-- Exercise input start --
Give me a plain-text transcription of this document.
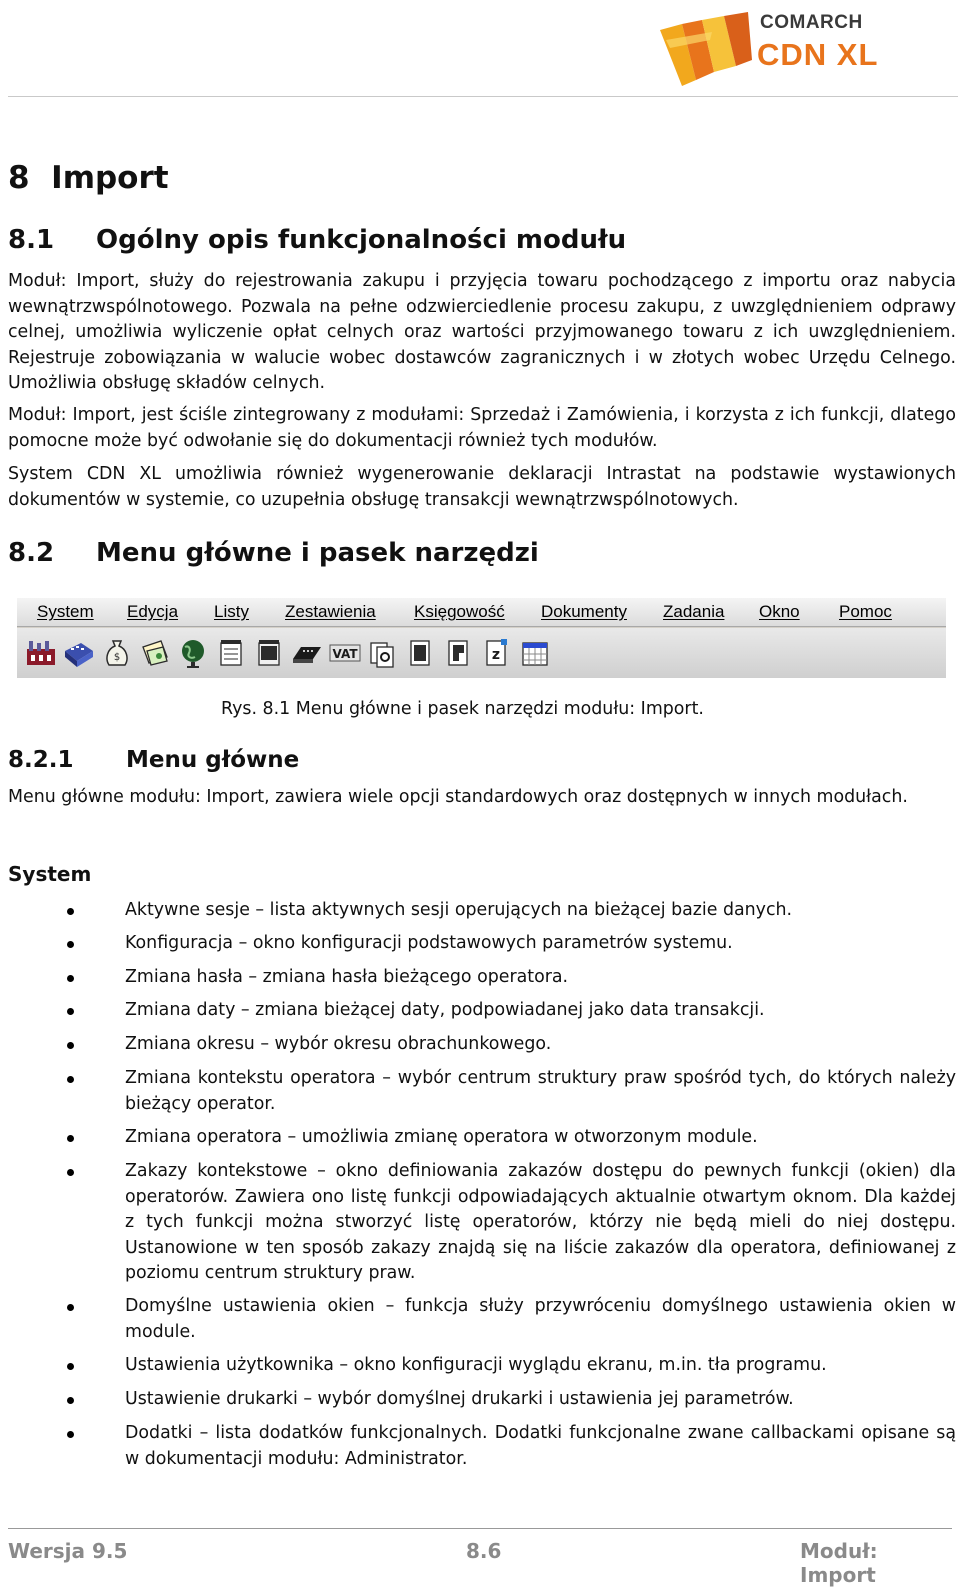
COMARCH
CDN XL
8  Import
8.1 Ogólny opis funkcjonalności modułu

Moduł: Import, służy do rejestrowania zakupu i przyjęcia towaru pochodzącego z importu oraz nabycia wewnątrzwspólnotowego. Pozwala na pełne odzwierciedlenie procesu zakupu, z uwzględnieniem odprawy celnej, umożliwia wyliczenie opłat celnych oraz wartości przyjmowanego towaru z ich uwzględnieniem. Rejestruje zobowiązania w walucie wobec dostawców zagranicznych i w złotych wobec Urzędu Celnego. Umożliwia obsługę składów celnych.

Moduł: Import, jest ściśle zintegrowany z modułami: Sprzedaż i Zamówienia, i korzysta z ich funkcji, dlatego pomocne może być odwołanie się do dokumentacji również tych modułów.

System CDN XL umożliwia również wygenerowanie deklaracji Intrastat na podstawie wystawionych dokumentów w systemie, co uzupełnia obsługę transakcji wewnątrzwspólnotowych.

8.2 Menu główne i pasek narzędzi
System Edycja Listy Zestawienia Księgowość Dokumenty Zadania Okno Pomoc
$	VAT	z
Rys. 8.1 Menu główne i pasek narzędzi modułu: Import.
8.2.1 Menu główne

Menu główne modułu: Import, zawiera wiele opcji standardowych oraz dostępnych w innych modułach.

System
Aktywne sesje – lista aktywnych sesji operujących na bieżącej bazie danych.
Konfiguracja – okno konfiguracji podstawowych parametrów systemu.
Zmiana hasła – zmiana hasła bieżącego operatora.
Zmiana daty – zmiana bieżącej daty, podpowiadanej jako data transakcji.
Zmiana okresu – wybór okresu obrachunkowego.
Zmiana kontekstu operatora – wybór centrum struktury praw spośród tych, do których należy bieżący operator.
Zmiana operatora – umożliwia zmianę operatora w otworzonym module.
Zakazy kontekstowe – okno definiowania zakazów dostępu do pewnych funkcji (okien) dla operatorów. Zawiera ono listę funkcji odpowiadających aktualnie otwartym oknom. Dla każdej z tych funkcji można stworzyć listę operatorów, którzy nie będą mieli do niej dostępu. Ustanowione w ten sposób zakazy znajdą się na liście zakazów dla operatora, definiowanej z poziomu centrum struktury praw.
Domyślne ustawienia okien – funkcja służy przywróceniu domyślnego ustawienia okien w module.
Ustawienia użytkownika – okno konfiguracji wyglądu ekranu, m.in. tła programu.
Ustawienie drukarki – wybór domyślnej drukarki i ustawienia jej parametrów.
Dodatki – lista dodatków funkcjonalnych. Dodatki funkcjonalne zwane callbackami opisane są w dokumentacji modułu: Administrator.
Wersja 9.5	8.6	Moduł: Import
-- Exercise input end --
-- Exercise input start --
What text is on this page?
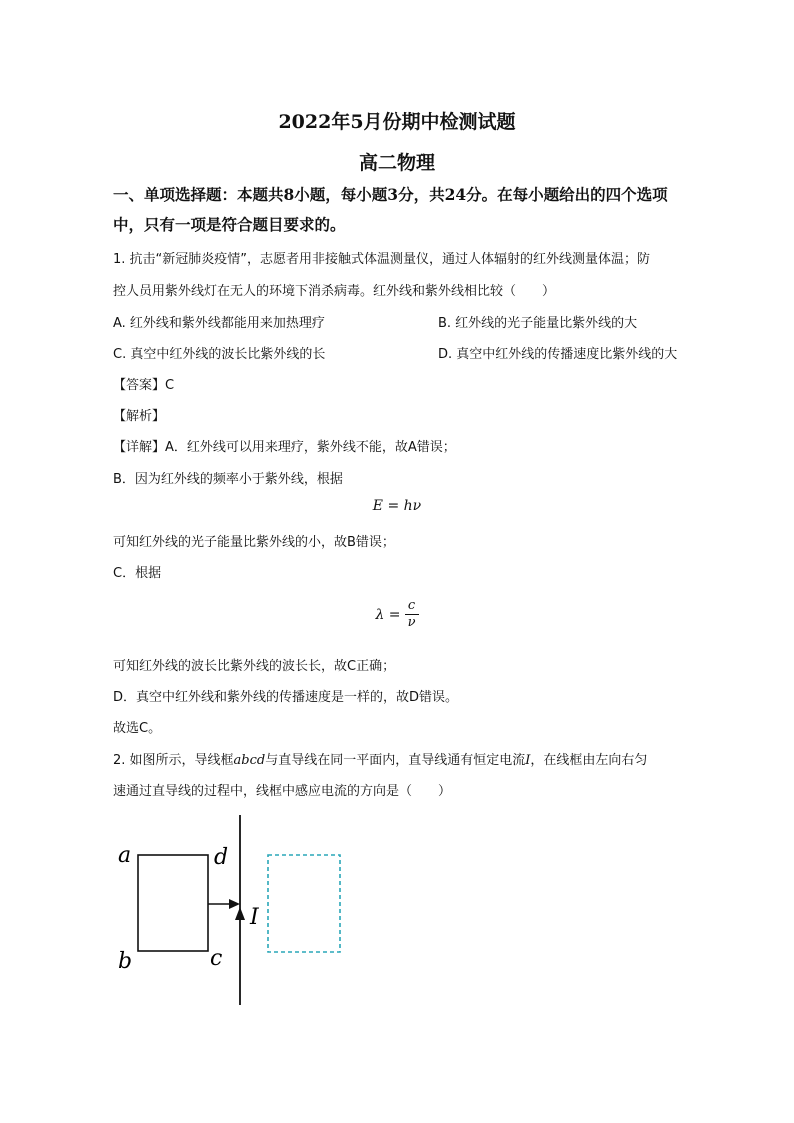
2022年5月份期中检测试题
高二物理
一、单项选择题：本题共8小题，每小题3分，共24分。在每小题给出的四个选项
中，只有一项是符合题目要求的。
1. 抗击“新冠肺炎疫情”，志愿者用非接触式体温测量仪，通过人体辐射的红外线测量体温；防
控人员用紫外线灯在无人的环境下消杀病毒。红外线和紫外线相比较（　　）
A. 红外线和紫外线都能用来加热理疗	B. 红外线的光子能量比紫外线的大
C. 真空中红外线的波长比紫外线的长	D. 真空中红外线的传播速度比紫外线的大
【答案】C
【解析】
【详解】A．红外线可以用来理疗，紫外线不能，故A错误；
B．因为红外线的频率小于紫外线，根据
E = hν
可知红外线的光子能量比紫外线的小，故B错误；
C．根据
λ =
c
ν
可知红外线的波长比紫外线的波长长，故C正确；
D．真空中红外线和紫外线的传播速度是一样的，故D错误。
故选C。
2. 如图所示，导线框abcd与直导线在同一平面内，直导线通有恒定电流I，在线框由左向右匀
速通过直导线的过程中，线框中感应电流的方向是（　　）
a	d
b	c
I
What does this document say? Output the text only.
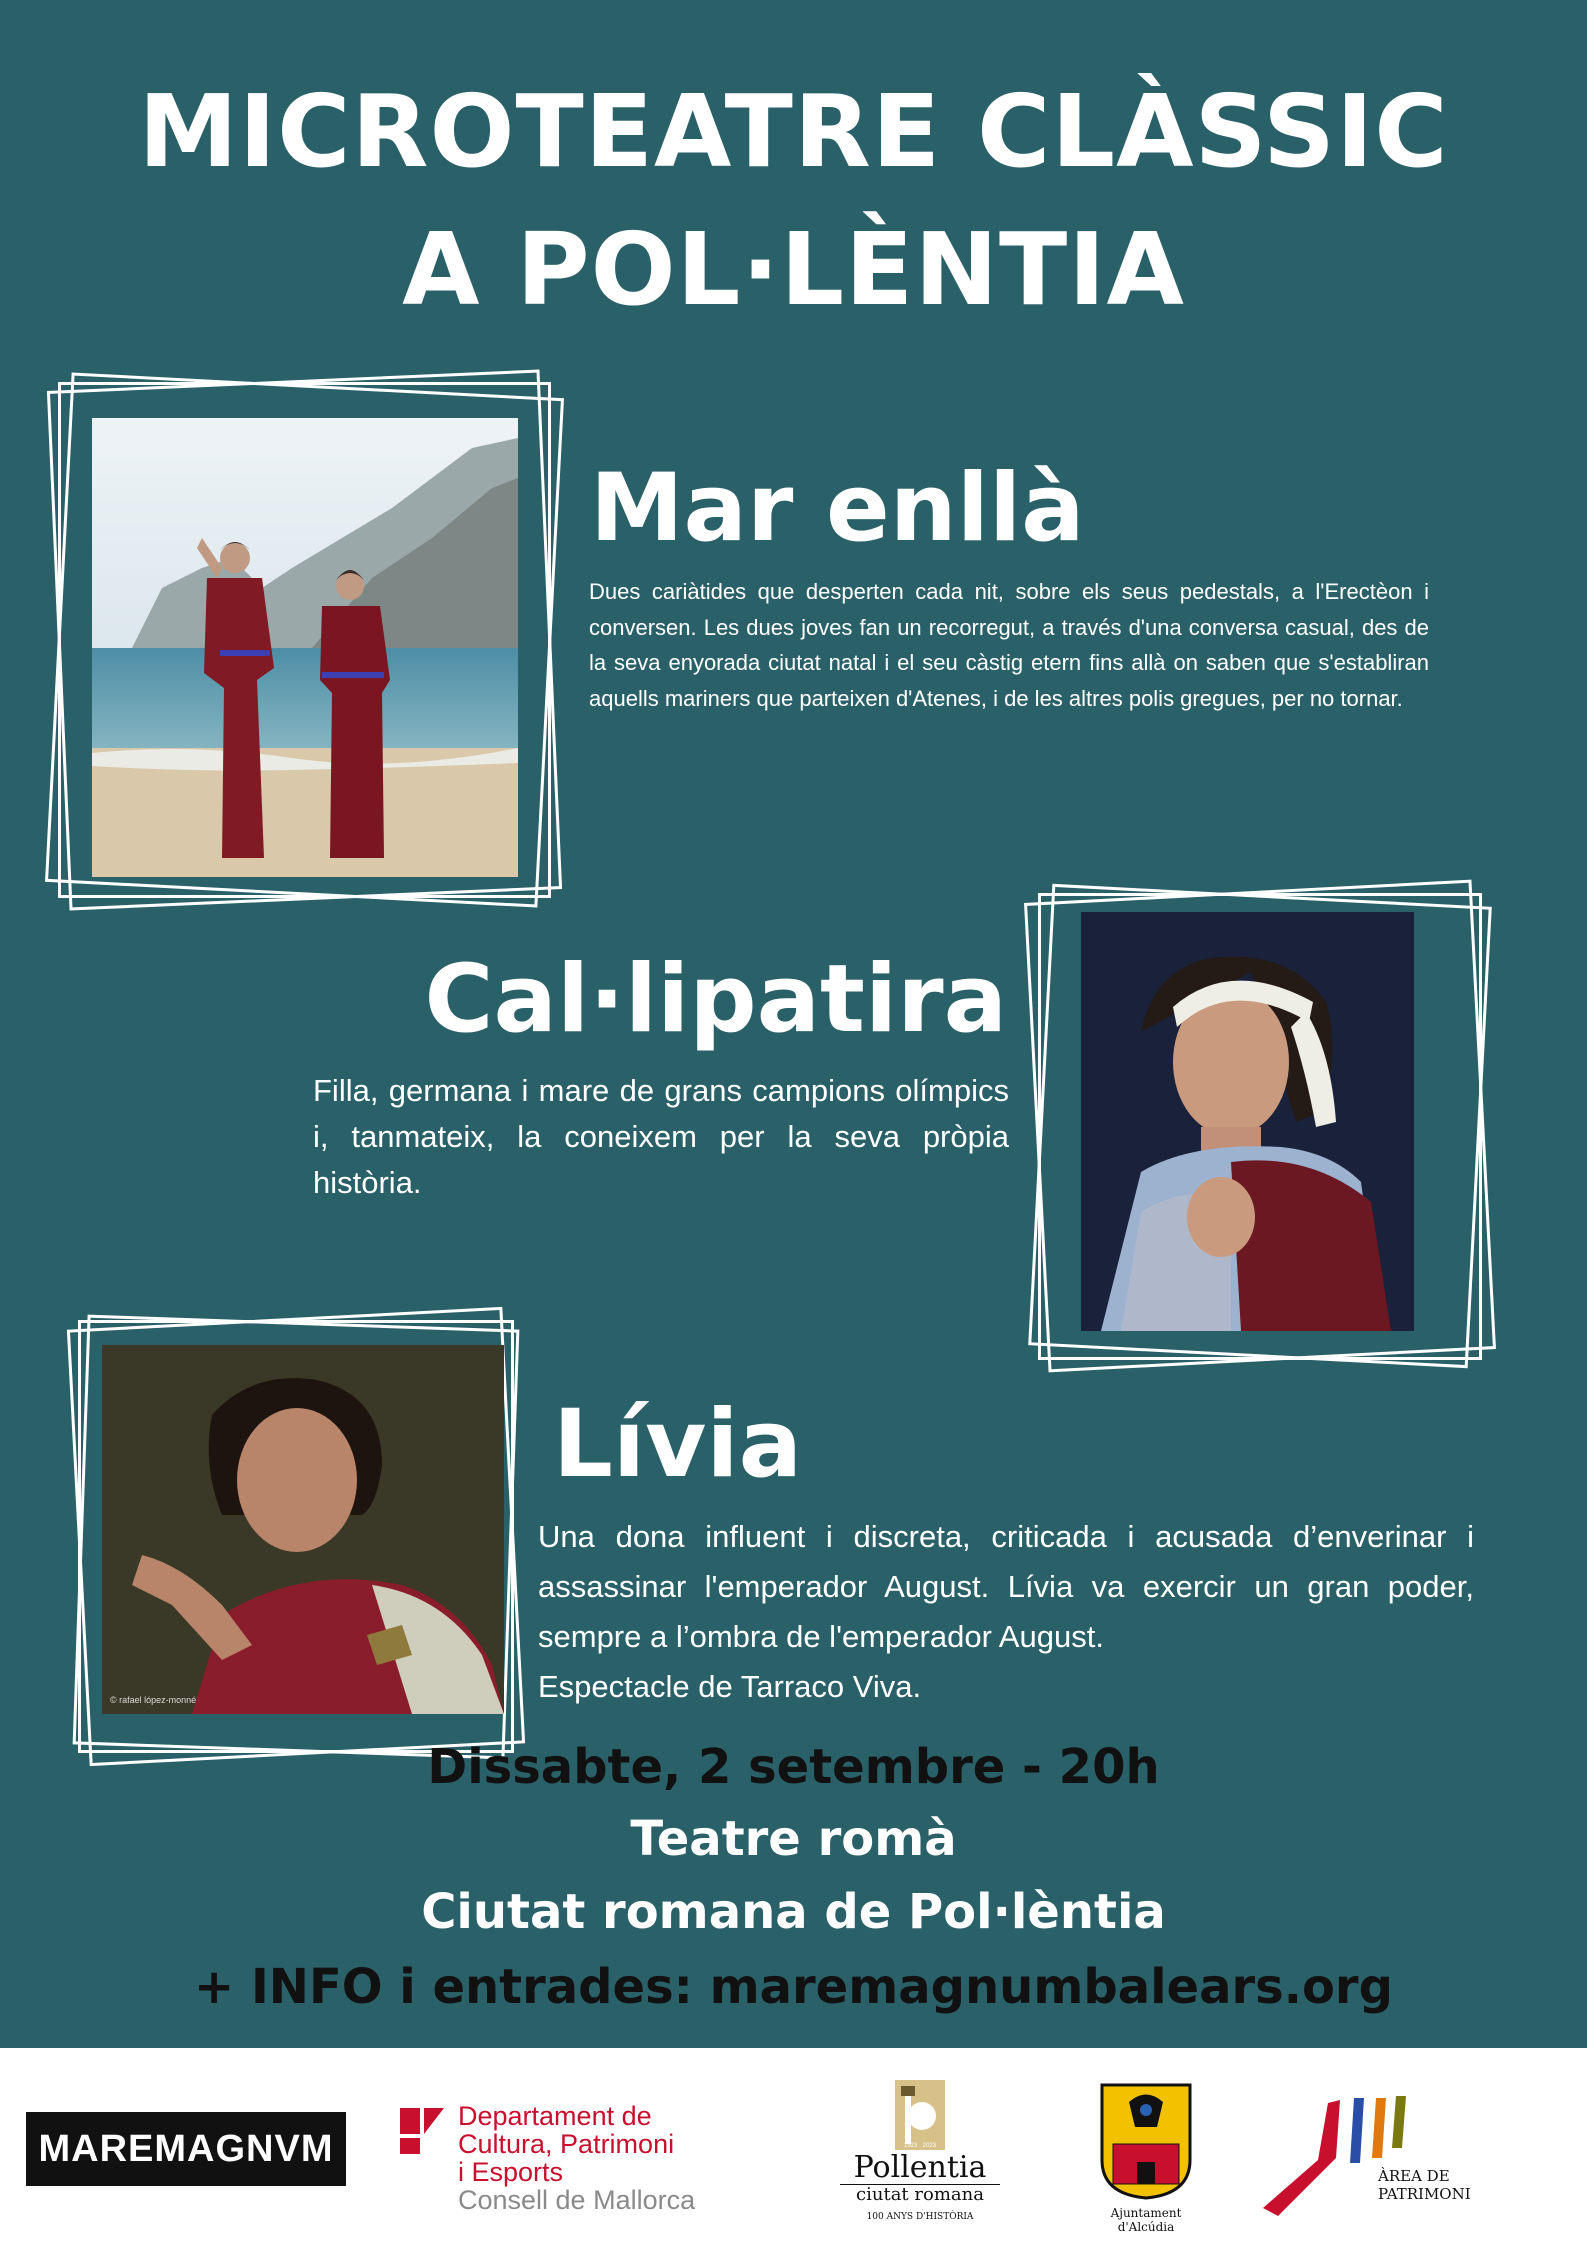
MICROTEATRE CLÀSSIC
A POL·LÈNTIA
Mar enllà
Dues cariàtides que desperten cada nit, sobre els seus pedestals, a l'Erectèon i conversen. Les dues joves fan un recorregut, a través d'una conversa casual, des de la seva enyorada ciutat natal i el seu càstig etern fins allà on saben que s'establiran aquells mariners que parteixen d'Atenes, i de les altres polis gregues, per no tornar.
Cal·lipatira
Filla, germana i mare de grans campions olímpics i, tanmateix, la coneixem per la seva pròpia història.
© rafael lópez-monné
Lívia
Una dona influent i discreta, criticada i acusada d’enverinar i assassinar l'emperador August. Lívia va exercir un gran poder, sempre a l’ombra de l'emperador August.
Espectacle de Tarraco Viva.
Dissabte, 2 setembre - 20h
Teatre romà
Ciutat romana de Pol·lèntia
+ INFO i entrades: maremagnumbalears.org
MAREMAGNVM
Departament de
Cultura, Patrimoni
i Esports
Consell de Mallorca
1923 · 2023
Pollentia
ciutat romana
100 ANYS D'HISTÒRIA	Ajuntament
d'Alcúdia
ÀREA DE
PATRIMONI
-- Exercise input end --
Give every line of the material that includes the string "Lívia".

▸ **Problem solution**
Lívia
Una dona influent i discreta, criticada i acusada d’enverinar i assassinar l'emperador August. Lívia va exercir un gran poder, sempre a l’ombra de l'emperador August.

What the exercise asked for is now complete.